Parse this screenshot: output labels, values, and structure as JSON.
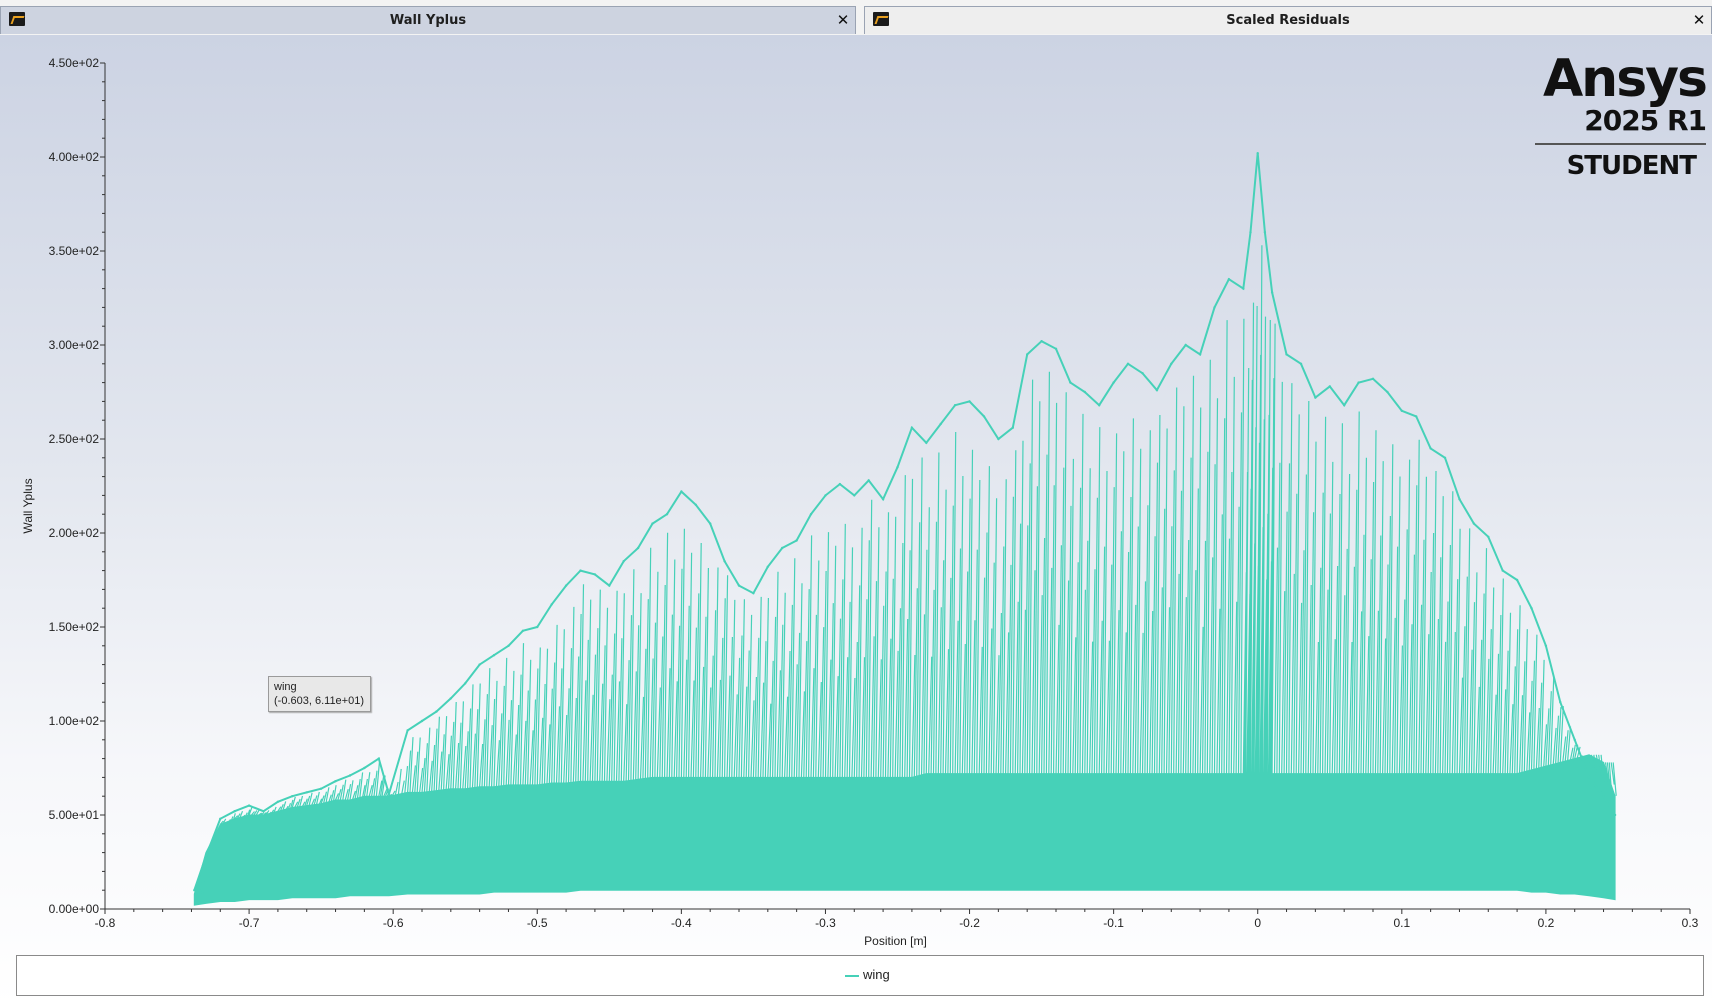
{
  "tabs": [
    {
      "title": "Wall Yplus",
      "active": true
    },
    {
      "title": "Scaled Residuals",
      "active": false
    }
  ],
  "logo": {
    "brand": "Ansys",
    "version": "2025 R1",
    "edition": "STUDENT"
  },
  "tooltip": {
    "series": "wing",
    "value": "(-0.603, 6.11e+01)"
  },
  "colors": {
    "series": "#46d1b8",
    "accent": "#e8a020"
  },
  "chart_data": {
    "type": "line",
    "title": "",
    "xlabel": "Position [m]",
    "ylabel": "Wall Yplus",
    "xlim": [
      -0.8,
      0.3
    ],
    "ylim": [
      0,
      450
    ],
    "xticks": [
      -0.8,
      -0.7,
      -0.6,
      -0.5,
      -0.4,
      -0.3,
      -0.2,
      -0.1,
      0,
      0.1,
      0.2,
      0.3
    ],
    "xtick_labels": [
      "-0.8",
      "-0.7",
      "-0.6",
      "-0.5",
      "-0.4",
      "-0.3",
      "-0.2",
      "-0.1",
      "0",
      "0.1",
      "0.2",
      "0.3"
    ],
    "yticks": [
      0,
      50,
      100,
      150,
      200,
      250,
      300,
      350,
      400,
      450
    ],
    "ytick_labels": [
      "0.00e+00",
      "5.00e+01",
      "1.00e+02",
      "1.50e+02",
      "2.00e+02",
      "2.50e+02",
      "3.00e+02",
      "3.50e+02",
      "4.00e+02",
      "4.50e+02"
    ],
    "grid": false,
    "legend_position": "bottom",
    "series": [
      {
        "name": "wing",
        "color": "#46d1b8",
        "x": [
          -0.738,
          -0.73,
          -0.72,
          -0.71,
          -0.7,
          -0.69,
          -0.68,
          -0.67,
          -0.66,
          -0.65,
          -0.64,
          -0.63,
          -0.62,
          -0.61,
          -0.603,
          -0.59,
          -0.58,
          -0.57,
          -0.56,
          -0.55,
          -0.54,
          -0.53,
          -0.52,
          -0.51,
          -0.5,
          -0.49,
          -0.48,
          -0.47,
          -0.46,
          -0.45,
          -0.44,
          -0.43,
          -0.42,
          -0.41,
          -0.4,
          -0.39,
          -0.38,
          -0.37,
          -0.36,
          -0.35,
          -0.34,
          -0.33,
          -0.32,
          -0.31,
          -0.3,
          -0.29,
          -0.28,
          -0.27,
          -0.26,
          -0.25,
          -0.24,
          -0.23,
          -0.22,
          -0.21,
          -0.2,
          -0.19,
          -0.18,
          -0.17,
          -0.16,
          -0.15,
          -0.14,
          -0.13,
          -0.12,
          -0.11,
          -0.1,
          -0.09,
          -0.08,
          -0.07,
          -0.06,
          -0.05,
          -0.04,
          -0.03,
          -0.02,
          -0.01,
          -0.005,
          0,
          0.005,
          0.01,
          0.02,
          0.03,
          0.04,
          0.05,
          0.06,
          0.07,
          0.08,
          0.09,
          0.1,
          0.11,
          0.12,
          0.13,
          0.14,
          0.15,
          0.16,
          0.17,
          0.18,
          0.19,
          0.2,
          0.21,
          0.22,
          0.23,
          0.24,
          0.248
        ],
        "y": [
          10,
          28,
          48,
          52,
          55,
          52,
          57,
          60,
          62,
          64,
          68,
          71,
          75,
          80,
          61.1,
          95,
          100,
          105,
          112,
          120,
          130,
          135,
          140,
          148,
          150,
          162,
          172,
          180,
          178,
          172,
          185,
          192,
          205,
          210,
          222,
          215,
          205,
          185,
          172,
          168,
          182,
          192,
          196,
          210,
          220,
          226,
          220,
          228,
          218,
          235,
          256,
          248,
          258,
          268,
          270,
          262,
          250,
          256,
          295,
          302,
          298,
          280,
          275,
          268,
          280,
          290,
          285,
          276,
          290,
          300,
          295,
          320,
          335,
          330,
          360,
          402,
          360,
          328,
          295,
          290,
          272,
          278,
          268,
          280,
          282,
          275,
          265,
          262,
          245,
          240,
          218,
          205,
          198,
          180,
          175,
          160,
          140,
          110,
          90,
          70,
          60,
          50
        ],
        "band_lower": [
          2,
          3,
          4,
          4,
          5,
          5,
          5,
          6,
          6,
          6,
          6,
          7,
          7,
          7,
          7,
          8,
          8,
          8,
          8,
          8,
          8,
          9,
          9,
          9,
          9,
          9,
          9,
          10,
          10,
          10,
          10,
          10,
          10,
          10,
          10,
          10,
          10,
          10,
          10,
          10,
          10,
          10,
          10,
          10,
          10,
          10,
          10,
          10,
          10,
          10,
          10,
          10,
          10,
          10,
          10,
          10,
          10,
          10,
          10,
          10,
          10,
          10,
          10,
          10,
          10,
          10,
          10,
          10,
          10,
          10,
          10,
          10,
          10,
          10,
          10,
          10,
          10,
          10,
          10,
          10,
          10,
          10,
          10,
          10,
          10,
          10,
          10,
          10,
          10,
          10,
          10,
          10,
          10,
          10,
          10,
          9,
          9,
          8,
          8,
          7,
          6,
          5
        ],
        "band_upper": [
          8,
          30,
          45,
          48,
          50,
          50,
          52,
          54,
          55,
          56,
          58,
          58,
          60,
          60,
          60,
          62,
          62,
          63,
          64,
          64,
          65,
          65,
          66,
          66,
          66,
          67,
          67,
          68,
          68,
          68,
          68,
          69,
          70,
          70,
          70,
          70,
          70,
          70,
          70,
          70,
          70,
          70,
          70,
          70,
          70,
          70,
          70,
          70,
          70,
          70,
          70,
          72,
          72,
          72,
          72,
          72,
          72,
          72,
          72,
          72,
          72,
          72,
          72,
          72,
          72,
          72,
          72,
          72,
          72,
          72,
          72,
          72,
          72,
          72,
          72,
          72,
          72,
          72,
          72,
          72,
          72,
          72,
          72,
          72,
          72,
          72,
          72,
          72,
          72,
          72,
          72,
          72,
          72,
          72,
          72,
          74,
          76,
          78,
          80,
          82,
          78,
          60
        ]
      }
    ]
  }
}
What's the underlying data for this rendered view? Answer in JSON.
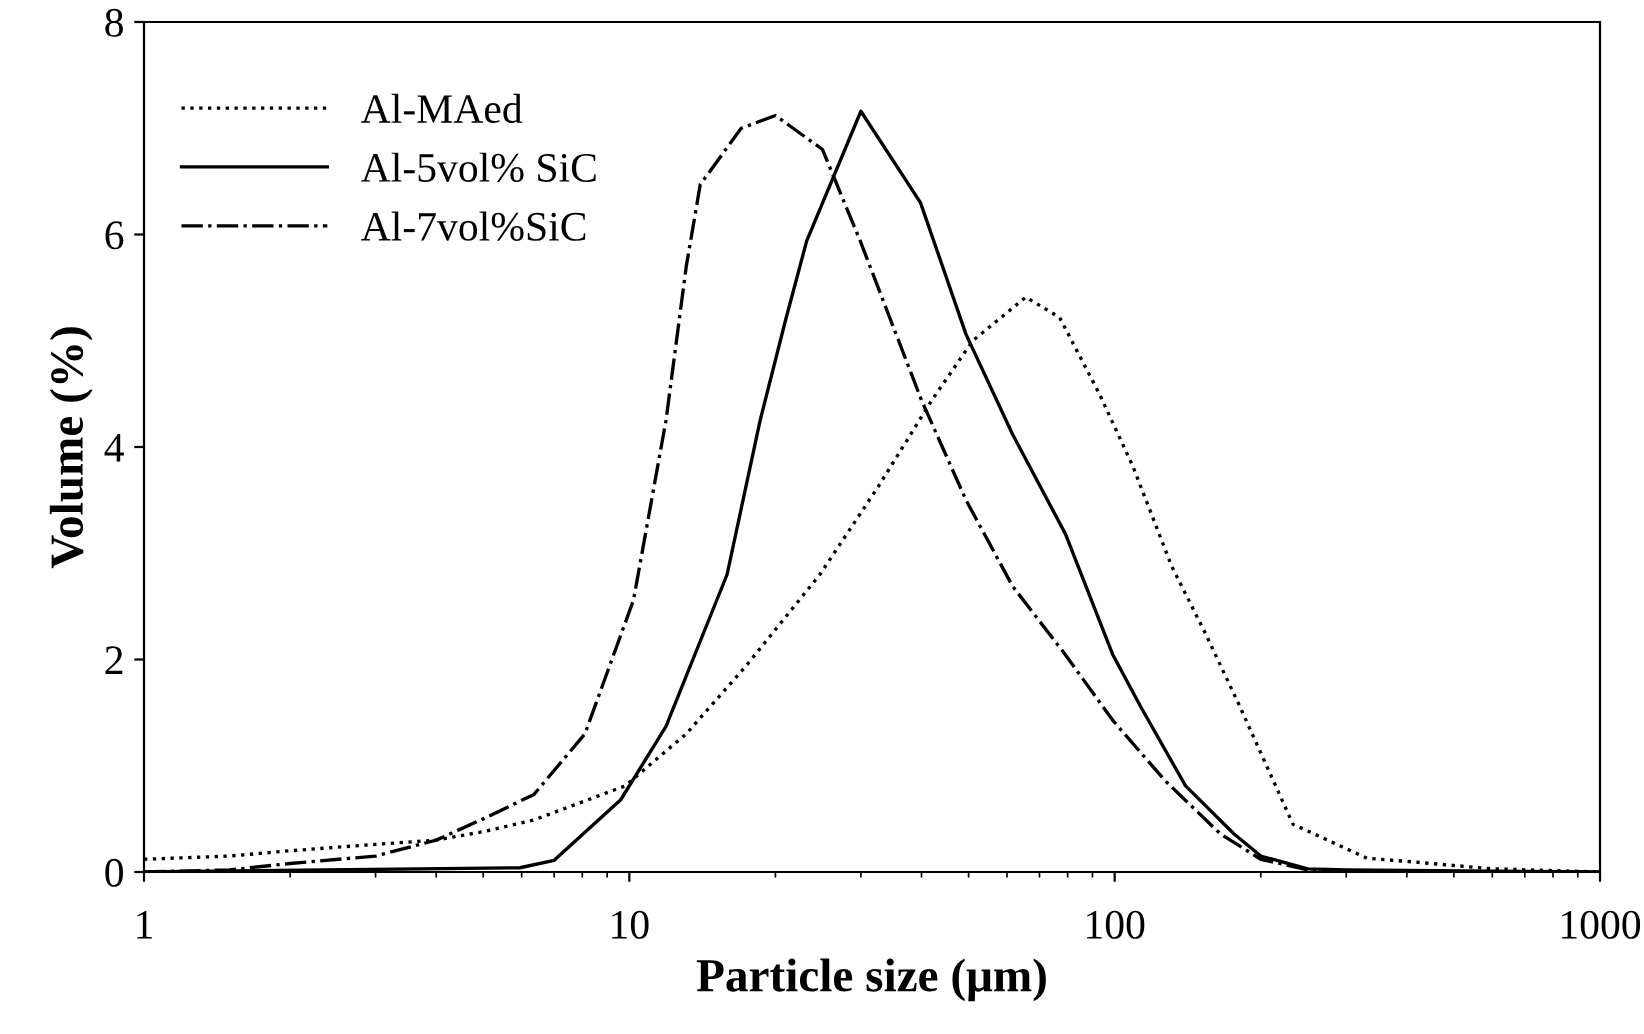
{
  "chart_data": {
    "type": "line",
    "xlabel": "Particle size (μm)",
    "ylabel": "Volume (%)",
    "log": "x",
    "xlim": [
      1,
      1000
    ],
    "xticks": [
      1,
      10,
      100,
      1000
    ],
    "ylim": [
      0,
      8
    ],
    "yticks": [
      0,
      2,
      4,
      6,
      8
    ],
    "grid": false,
    "legend": "top left",
    "series": [
      {
        "name": "Al-MAed",
        "color": "#000000",
        "line_style": "dotted",
        "x": [
          1,
          1.5,
          2,
          3,
          4,
          5,
          6.36,
          9.8,
          13.1,
          17.4,
          24.7,
          32.6,
          42,
          51,
          65.6,
          77,
          93,
          109,
          131,
          154,
          181,
          233,
          331,
          400,
          600,
          1000
        ],
        "values": [
          0.12,
          0.15,
          0.2,
          0.26,
          0.3,
          0.38,
          0.49,
          0.81,
          1.3,
          1.94,
          2.8,
          3.63,
          4.44,
          5.0,
          5.41,
          5.22,
          4.5,
          3.82,
          2.88,
          2.24,
          1.56,
          0.45,
          0.13,
          0.1,
          0.03,
          0
        ]
      },
      {
        "name": "Al-5vol% SiC",
        "color": "#000000",
        "line_style": "solid",
        "x": [
          1,
          5.95,
          7,
          9.6,
          11.9,
          15.9,
          18.6,
          21,
          23.2,
          30,
          39.8,
          49.4,
          61.6,
          79.2,
          99,
          113,
          140,
          176,
          200,
          250,
          300,
          1000
        ],
        "values": [
          0,
          0.04,
          0.11,
          0.68,
          1.37,
          2.8,
          4.25,
          5.2,
          5.94,
          7.16,
          6.3,
          5.06,
          4.12,
          3.18,
          2.05,
          1.56,
          0.81,
          0.36,
          0.15,
          0.03,
          0.02,
          0
        ]
      },
      {
        "name": "Al-7vol%SiC",
        "color": "#000000",
        "line_style": "dashdot",
        "x": [
          1,
          1.5,
          2,
          3,
          4,
          5,
          6.36,
          8.1,
          10.2,
          11.9,
          13.1,
          14,
          17,
          20,
          25,
          29.9,
          40,
          49.4,
          61.6,
          79,
          99,
          127,
          165,
          200,
          250,
          300,
          1000
        ],
        "values": [
          0,
          0.02,
          0.08,
          0.15,
          0.3,
          0.5,
          0.73,
          1.3,
          2.56,
          4.25,
          5.7,
          6.47,
          7.0,
          7.12,
          6.8,
          5.94,
          4.44,
          3.5,
          2.69,
          2.05,
          1.43,
          0.86,
          0.36,
          0.12,
          0.02,
          0,
          0
        ]
      }
    ]
  }
}
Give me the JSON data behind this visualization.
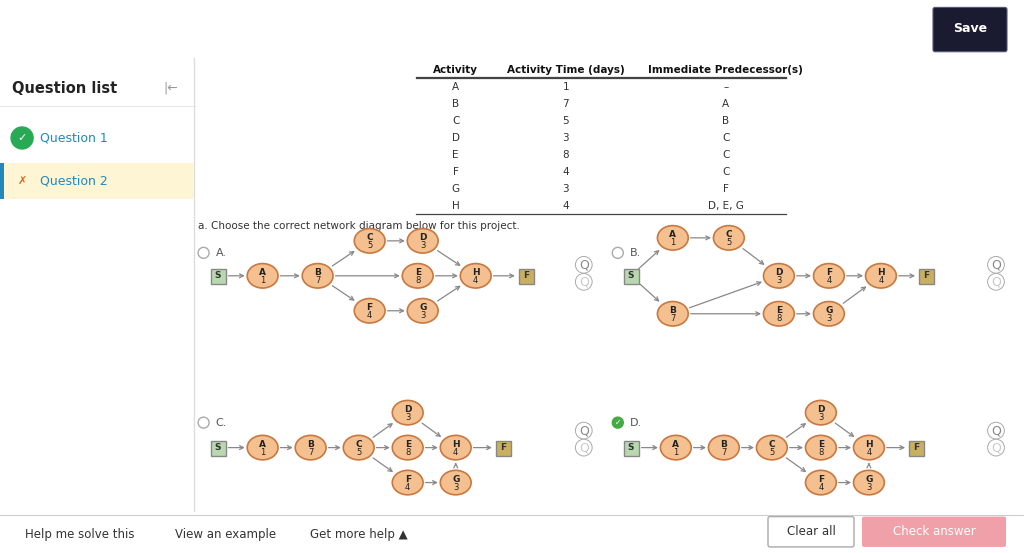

* EXERCISE BRIEF:
Give only the number of lines in the entries above that contain the string "title".

* ANSWER TO THE PROBLEM:
3